#### Provided records ####

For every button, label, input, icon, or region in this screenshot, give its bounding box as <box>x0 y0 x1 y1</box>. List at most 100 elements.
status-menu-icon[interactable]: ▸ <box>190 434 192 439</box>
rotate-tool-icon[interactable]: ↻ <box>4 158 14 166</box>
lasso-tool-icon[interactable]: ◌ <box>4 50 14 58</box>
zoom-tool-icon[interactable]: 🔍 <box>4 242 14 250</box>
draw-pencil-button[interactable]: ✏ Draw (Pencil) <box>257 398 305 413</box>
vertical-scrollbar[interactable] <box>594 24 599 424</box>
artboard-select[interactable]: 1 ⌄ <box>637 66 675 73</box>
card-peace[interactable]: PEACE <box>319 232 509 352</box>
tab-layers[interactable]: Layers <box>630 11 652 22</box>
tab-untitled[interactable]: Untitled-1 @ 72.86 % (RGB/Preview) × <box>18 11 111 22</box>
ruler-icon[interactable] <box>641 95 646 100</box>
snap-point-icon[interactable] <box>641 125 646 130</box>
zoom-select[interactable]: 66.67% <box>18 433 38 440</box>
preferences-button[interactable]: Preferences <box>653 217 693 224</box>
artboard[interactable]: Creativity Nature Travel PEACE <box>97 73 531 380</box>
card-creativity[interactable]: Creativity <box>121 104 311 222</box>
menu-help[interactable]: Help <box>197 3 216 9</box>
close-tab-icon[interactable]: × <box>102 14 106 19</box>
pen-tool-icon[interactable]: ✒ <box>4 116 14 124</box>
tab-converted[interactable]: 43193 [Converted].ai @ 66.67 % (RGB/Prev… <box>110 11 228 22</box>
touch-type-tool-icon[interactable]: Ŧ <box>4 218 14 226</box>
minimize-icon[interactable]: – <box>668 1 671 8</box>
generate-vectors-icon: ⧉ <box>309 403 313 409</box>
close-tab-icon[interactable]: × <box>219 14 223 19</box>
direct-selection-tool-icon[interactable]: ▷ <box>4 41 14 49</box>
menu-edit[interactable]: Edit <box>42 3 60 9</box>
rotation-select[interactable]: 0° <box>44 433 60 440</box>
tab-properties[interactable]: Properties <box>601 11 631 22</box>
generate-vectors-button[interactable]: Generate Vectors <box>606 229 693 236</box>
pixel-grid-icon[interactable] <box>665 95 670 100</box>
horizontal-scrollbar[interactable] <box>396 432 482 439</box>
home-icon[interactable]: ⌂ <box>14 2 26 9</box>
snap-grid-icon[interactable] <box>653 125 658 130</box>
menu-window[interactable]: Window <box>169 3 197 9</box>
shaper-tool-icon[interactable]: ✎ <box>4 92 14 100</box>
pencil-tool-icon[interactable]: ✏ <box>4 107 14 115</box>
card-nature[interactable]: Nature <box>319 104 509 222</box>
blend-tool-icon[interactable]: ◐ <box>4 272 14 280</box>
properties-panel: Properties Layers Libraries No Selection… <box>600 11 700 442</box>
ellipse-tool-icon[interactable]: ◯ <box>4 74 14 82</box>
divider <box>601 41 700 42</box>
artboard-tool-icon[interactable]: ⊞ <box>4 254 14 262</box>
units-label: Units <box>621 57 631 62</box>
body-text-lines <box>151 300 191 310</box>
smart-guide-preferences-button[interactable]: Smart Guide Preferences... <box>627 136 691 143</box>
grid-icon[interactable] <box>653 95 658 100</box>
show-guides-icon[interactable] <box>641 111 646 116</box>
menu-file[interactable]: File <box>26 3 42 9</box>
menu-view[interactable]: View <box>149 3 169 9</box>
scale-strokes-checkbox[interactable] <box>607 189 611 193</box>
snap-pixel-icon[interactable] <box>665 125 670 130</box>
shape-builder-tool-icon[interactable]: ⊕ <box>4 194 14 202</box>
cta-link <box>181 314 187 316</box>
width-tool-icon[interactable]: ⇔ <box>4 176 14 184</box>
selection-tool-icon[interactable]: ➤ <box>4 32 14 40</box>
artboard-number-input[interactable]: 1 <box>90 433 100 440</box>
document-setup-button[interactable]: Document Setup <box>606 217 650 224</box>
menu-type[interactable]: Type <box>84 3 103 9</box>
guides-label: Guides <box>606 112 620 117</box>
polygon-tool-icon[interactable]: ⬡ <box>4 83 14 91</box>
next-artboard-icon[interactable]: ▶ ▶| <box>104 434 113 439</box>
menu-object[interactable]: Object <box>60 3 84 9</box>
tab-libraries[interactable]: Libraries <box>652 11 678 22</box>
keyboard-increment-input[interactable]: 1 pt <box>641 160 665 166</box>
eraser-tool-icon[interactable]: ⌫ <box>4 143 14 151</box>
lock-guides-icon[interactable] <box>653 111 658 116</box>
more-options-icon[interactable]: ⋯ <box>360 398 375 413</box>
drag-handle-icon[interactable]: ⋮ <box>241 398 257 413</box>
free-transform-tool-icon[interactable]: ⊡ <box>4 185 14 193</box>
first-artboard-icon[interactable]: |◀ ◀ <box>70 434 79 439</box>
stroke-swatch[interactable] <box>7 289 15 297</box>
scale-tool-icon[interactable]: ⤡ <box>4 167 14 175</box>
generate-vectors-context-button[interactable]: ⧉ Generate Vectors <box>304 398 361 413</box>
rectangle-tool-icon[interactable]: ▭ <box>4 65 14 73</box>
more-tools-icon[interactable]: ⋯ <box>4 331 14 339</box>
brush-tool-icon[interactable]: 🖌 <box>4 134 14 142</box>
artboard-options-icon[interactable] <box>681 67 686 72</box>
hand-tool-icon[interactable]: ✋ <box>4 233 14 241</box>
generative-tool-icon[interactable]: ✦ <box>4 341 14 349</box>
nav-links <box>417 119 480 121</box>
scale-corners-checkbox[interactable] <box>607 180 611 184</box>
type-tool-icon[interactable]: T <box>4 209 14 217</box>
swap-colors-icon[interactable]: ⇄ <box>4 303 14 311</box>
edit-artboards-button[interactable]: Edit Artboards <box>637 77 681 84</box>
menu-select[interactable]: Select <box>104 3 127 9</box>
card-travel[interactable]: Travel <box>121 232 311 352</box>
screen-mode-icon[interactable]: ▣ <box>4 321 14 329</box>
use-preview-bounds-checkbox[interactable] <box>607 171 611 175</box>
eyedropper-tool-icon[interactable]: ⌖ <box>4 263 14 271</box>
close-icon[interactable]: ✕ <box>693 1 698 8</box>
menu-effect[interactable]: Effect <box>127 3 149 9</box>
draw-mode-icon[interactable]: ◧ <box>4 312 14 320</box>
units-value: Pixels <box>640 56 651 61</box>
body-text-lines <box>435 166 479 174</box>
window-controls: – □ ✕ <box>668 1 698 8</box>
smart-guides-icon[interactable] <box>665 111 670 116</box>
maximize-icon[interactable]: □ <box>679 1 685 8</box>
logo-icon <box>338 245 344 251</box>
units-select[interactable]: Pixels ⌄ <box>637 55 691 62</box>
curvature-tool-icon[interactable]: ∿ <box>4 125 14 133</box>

####

Prompt = Update the listing by changing every "close-tab-icon" to "tab-close-icon", and keep all other lines exactly the same.

Written answer =
For every button, label, input, icon, or region in this screenshot, give its bounding box as <box>x0 y0 x1 y1</box>. List at most 100 elements.
status-menu-icon[interactable]: ▸ <box>190 434 192 439</box>
rotate-tool-icon[interactable]: ↻ <box>4 158 14 166</box>
lasso-tool-icon[interactable]: ◌ <box>4 50 14 58</box>
zoom-tool-icon[interactable]: 🔍 <box>4 242 14 250</box>
draw-pencil-button[interactable]: ✏ Draw (Pencil) <box>257 398 305 413</box>
vertical-scrollbar[interactable] <box>594 24 599 424</box>
artboard-select[interactable]: 1 ⌄ <box>637 66 675 73</box>
card-peace[interactable]: PEACE <box>319 232 509 352</box>
tab-layers[interactable]: Layers <box>630 11 652 22</box>
tab-untitled[interactable]: Untitled-1 @ 72.86 % (RGB/Preview) × <box>18 11 111 22</box>
ruler-icon[interactable] <box>641 95 646 100</box>
snap-point-icon[interactable] <box>641 125 646 130</box>
zoom-select[interactable]: 66.67% <box>18 433 38 440</box>
preferences-button[interactable]: Preferences <box>653 217 693 224</box>
artboard[interactable]: Creativity Nature Travel PEACE <box>97 73 531 380</box>
card-creativity[interactable]: Creativity <box>121 104 311 222</box>
menu-help[interactable]: Help <box>197 3 216 9</box>
tab-close-icon[interactable]: × <box>102 14 106 19</box>
pen-tool-icon[interactable]: ✒ <box>4 116 14 124</box>
tab-converted[interactable]: 43193 [Converted].ai @ 66.67 % (RGB/Prev… <box>110 11 228 22</box>
touch-type-tool-icon[interactable]: Ŧ <box>4 218 14 226</box>
minimize-icon[interactable]: – <box>668 1 671 8</box>
generate-vectors-icon: ⧉ <box>309 403 313 409</box>
tab-close-icon[interactable]: × <box>219 14 223 19</box>
direct-selection-tool-icon[interactable]: ▷ <box>4 41 14 49</box>
menu-edit[interactable]: Edit <box>42 3 60 9</box>
rotation-select[interactable]: 0° <box>44 433 60 440</box>
tab-properties[interactable]: Properties <box>601 11 631 22</box>
generate-vectors-button[interactable]: Generate Vectors <box>606 229 693 236</box>
pixel-grid-icon[interactable] <box>665 95 670 100</box>
horizontal-scrollbar[interactable] <box>396 432 482 439</box>
home-icon[interactable]: ⌂ <box>14 2 26 9</box>
snap-grid-icon[interactable] <box>653 125 658 130</box>
menu-window[interactable]: Window <box>169 3 197 9</box>
shaper-tool-icon[interactable]: ✎ <box>4 92 14 100</box>
pencil-tool-icon[interactable]: ✏ <box>4 107 14 115</box>
card-nature[interactable]: Nature <box>319 104 509 222</box>
blend-tool-icon[interactable]: ◐ <box>4 272 14 280</box>
properties-panel: Properties Layers Libraries No Selection… <box>600 11 700 442</box>
ellipse-tool-icon[interactable]: ◯ <box>4 74 14 82</box>
divider <box>601 41 700 42</box>
artboard-tool-icon[interactable]: ⊞ <box>4 254 14 262</box>
units-label: Units <box>621 57 631 62</box>
body-text-lines <box>151 300 191 310</box>
smart-guide-preferences-button[interactable]: Smart Guide Preferences... <box>627 136 691 143</box>
grid-icon[interactable] <box>653 95 658 100</box>
show-guides-icon[interactable] <box>641 111 646 116</box>
menu-file[interactable]: File <box>26 3 42 9</box>
menu-view[interactable]: View <box>149 3 169 9</box>
scale-strokes-checkbox[interactable] <box>607 189 611 193</box>
snap-pixel-icon[interactable] <box>665 125 670 130</box>
shape-builder-tool-icon[interactable]: ⊕ <box>4 194 14 202</box>
cta-link <box>181 314 187 316</box>
width-tool-icon[interactable]: ⇔ <box>4 176 14 184</box>
selection-tool-icon[interactable]: ➤ <box>4 32 14 40</box>
artboard-number-input[interactable]: 1 <box>90 433 100 440</box>
document-setup-button[interactable]: Document Setup <box>606 217 650 224</box>
menu-type[interactable]: Type <box>84 3 103 9</box>
guides-label: Guides <box>606 112 620 117</box>
polygon-tool-icon[interactable]: ⬡ <box>4 83 14 91</box>
next-artboard-icon[interactable]: ▶ ▶| <box>104 434 113 439</box>
menu-object[interactable]: Object <box>60 3 84 9</box>
tab-libraries[interactable]: Libraries <box>652 11 678 22</box>
keyboard-increment-input[interactable]: 1 pt <box>641 160 665 166</box>
eraser-tool-icon[interactable]: ⌫ <box>4 143 14 151</box>
lock-guides-icon[interactable] <box>653 111 658 116</box>
more-options-icon[interactable]: ⋯ <box>360 398 375 413</box>
drag-handle-icon[interactable]: ⋮ <box>241 398 257 413</box>
free-transform-tool-icon[interactable]: ⊡ <box>4 185 14 193</box>
first-artboard-icon[interactable]: |◀ ◀ <box>70 434 79 439</box>
stroke-swatch[interactable] <box>7 289 15 297</box>
scale-tool-icon[interactable]: ⤡ <box>4 167 14 175</box>
generate-vectors-context-button[interactable]: ⧉ Generate Vectors <box>304 398 361 413</box>
rectangle-tool-icon[interactable]: ▭ <box>4 65 14 73</box>
more-tools-icon[interactable]: ⋯ <box>4 331 14 339</box>
brush-tool-icon[interactable]: 🖌 <box>4 134 14 142</box>
artboard-options-icon[interactable] <box>681 67 686 72</box>
hand-tool-icon[interactable]: ✋ <box>4 233 14 241</box>
generative-tool-icon[interactable]: ✦ <box>4 341 14 349</box>
nav-links <box>417 119 480 121</box>
scale-corners-checkbox[interactable] <box>607 180 611 184</box>
type-tool-icon[interactable]: T <box>4 209 14 217</box>
swap-colors-icon[interactable]: ⇄ <box>4 303 14 311</box>
edit-artboards-button[interactable]: Edit Artboards <box>637 77 681 84</box>
menu-select[interactable]: Select <box>104 3 127 9</box>
card-travel[interactable]: Travel <box>121 232 311 352</box>
screen-mode-icon[interactable]: ▣ <box>4 321 14 329</box>
use-preview-bounds-checkbox[interactable] <box>607 171 611 175</box>
eyedropper-tool-icon[interactable]: ⌖ <box>4 263 14 271</box>
close-icon[interactable]: ✕ <box>693 1 698 8</box>
menu-effect[interactable]: Effect <box>127 3 149 9</box>
draw-mode-icon[interactable]: ◧ <box>4 312 14 320</box>
units-value: Pixels <box>640 56 651 61</box>
body-text-lines <box>435 166 479 174</box>
window-controls: – □ ✕ <box>668 1 698 8</box>
smart-guides-icon[interactable] <box>665 111 670 116</box>
maximize-icon[interactable]: □ <box>679 1 685 8</box>
logo-icon <box>338 245 344 251</box>
units-select[interactable]: Pixels ⌄ <box>637 55 691 62</box>
curvature-tool-icon[interactable]: ∿ <box>4 125 14 133</box>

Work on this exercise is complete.